::: Input for this task
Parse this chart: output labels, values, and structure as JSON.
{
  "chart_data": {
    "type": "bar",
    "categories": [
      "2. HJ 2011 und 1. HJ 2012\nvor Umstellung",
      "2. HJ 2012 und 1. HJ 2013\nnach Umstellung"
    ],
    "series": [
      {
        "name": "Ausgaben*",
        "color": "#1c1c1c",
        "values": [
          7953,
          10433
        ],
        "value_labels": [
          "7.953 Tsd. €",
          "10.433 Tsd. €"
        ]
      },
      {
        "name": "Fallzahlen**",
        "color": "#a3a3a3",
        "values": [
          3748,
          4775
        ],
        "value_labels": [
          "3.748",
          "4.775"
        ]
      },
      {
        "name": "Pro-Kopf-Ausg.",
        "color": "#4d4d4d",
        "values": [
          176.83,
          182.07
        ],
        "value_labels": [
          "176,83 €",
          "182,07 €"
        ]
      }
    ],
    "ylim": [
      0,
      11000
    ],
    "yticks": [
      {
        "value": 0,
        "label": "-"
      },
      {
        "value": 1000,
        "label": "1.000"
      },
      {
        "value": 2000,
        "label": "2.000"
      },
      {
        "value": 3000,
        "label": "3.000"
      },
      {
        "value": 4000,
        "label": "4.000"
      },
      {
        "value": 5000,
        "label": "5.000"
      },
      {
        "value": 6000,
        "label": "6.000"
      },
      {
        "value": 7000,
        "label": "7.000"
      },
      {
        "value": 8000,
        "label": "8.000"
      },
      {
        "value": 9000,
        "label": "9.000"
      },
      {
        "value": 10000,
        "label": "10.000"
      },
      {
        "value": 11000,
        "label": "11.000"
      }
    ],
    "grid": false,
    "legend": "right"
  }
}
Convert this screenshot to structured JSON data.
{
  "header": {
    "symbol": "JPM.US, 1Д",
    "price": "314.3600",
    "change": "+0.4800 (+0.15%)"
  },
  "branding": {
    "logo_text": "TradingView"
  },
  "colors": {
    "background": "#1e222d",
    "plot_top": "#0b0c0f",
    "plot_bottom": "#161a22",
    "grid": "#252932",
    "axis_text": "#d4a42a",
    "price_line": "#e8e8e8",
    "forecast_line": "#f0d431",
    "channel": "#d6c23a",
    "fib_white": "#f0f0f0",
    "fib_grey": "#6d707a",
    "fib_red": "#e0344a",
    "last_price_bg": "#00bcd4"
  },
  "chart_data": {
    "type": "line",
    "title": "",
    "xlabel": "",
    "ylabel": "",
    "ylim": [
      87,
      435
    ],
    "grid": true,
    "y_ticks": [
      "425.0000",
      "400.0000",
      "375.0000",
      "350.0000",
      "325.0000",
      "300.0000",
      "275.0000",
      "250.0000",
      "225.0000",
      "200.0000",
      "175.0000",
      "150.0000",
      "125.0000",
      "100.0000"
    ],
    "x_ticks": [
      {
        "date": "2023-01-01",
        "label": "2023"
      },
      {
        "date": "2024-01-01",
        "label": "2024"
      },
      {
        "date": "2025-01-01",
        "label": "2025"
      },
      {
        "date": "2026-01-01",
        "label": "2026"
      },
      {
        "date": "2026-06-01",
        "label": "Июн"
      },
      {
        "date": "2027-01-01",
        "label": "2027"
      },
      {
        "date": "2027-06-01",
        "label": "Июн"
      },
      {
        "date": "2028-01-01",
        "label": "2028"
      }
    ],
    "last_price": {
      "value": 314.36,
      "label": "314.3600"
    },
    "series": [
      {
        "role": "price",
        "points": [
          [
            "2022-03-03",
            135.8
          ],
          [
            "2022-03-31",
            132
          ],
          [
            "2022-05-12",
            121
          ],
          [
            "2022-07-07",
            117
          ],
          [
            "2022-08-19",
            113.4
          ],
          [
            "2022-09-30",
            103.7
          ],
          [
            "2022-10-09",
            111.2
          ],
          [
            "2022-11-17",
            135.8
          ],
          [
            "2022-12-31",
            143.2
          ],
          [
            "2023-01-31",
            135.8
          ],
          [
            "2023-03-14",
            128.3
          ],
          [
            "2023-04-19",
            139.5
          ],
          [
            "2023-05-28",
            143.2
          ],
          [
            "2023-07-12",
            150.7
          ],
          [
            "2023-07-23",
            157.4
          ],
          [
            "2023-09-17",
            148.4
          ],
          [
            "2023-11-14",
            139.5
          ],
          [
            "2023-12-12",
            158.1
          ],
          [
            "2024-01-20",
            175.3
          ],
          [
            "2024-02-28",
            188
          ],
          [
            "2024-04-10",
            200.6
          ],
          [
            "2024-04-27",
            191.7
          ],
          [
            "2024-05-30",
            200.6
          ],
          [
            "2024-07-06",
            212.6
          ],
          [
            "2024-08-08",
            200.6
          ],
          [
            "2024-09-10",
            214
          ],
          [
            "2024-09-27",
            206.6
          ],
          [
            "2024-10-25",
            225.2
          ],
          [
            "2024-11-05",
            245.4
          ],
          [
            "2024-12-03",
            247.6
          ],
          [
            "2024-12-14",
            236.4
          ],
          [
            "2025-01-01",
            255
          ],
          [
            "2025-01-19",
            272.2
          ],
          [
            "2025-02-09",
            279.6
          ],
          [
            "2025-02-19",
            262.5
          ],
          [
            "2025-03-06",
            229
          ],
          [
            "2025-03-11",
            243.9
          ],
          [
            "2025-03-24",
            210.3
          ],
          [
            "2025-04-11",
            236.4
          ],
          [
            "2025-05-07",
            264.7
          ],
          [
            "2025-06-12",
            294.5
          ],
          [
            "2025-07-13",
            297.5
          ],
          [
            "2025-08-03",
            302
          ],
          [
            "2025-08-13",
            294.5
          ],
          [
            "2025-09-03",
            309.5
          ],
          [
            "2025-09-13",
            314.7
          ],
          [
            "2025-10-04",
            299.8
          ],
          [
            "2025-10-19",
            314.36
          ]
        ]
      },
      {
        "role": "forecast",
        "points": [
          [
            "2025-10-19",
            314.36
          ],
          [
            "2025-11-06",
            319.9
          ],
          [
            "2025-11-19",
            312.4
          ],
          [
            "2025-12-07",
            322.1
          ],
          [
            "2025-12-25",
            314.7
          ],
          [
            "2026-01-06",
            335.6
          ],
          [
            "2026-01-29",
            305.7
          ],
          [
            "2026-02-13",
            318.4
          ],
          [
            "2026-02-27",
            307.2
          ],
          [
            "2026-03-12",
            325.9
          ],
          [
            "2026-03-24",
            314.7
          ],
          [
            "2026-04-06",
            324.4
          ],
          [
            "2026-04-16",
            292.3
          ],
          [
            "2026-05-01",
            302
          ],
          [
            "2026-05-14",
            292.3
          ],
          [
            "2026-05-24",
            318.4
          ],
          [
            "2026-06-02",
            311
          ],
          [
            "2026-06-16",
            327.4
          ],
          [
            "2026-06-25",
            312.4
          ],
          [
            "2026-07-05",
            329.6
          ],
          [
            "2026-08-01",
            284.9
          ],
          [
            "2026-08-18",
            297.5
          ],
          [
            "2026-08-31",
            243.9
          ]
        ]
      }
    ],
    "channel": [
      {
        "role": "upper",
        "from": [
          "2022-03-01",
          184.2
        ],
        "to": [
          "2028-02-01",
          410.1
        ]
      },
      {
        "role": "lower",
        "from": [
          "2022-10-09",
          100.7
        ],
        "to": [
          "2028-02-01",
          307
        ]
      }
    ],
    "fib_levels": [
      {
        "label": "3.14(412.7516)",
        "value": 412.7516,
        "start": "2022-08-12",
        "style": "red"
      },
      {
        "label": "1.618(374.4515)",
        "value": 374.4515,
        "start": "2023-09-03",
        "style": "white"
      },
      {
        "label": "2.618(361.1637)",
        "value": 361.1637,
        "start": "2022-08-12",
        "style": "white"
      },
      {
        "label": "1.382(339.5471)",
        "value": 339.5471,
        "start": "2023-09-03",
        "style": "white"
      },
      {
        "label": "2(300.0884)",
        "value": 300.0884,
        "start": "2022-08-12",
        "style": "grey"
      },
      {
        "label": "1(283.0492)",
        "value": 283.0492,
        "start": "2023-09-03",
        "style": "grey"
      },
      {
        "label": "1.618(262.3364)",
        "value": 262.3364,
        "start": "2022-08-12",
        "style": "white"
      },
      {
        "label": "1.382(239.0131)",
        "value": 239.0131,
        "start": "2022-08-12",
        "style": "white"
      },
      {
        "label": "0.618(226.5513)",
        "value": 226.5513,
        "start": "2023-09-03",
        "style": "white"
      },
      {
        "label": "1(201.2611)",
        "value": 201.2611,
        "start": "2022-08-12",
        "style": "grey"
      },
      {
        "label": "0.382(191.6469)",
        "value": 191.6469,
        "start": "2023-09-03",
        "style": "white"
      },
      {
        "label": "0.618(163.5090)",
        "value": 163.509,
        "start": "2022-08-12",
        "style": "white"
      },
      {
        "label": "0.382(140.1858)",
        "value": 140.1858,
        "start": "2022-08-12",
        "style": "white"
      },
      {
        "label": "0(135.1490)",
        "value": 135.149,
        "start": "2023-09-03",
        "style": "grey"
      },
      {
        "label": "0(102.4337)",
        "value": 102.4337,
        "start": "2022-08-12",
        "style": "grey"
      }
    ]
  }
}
::::::
> [Problem]: Copy out every line holding the string "Umstellung".

> [Solution for this task]:
      "2. HJ 2011 und 1. HJ 2012\nvor Umstellung",
      "2. HJ 2012 und 1. HJ 2013\nnach Umstellung"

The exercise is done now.